Given instruction: Show all lines holding "运输起点".

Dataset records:
[BEGIN]
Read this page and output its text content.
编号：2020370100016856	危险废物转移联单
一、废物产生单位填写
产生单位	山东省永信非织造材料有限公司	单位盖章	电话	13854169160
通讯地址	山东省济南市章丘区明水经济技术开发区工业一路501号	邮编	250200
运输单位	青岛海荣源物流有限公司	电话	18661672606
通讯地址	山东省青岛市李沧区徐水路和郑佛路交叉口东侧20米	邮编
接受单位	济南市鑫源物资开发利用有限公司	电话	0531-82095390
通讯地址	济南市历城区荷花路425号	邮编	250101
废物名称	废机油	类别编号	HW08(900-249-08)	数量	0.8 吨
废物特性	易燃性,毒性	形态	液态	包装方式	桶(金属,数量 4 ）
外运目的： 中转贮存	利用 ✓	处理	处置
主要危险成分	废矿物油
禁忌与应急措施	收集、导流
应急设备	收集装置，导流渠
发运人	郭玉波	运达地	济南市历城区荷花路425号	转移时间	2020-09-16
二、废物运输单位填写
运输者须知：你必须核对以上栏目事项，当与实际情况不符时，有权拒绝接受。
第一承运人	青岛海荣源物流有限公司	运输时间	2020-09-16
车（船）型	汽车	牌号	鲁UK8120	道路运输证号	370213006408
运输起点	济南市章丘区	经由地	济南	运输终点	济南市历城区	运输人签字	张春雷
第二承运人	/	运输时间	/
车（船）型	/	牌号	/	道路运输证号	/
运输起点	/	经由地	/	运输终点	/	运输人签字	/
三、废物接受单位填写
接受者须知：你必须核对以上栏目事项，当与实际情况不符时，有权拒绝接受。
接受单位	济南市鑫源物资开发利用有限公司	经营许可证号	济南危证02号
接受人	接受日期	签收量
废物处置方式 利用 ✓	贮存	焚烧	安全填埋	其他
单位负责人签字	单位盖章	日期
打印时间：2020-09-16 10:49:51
[END]
Written response:
运输起点	济南市章丘区	经由地	济南	运输终点	济南市历城区	运输人签字	张春雷
运输起点	/	经由地	/	运输终点	/	运输人签字	/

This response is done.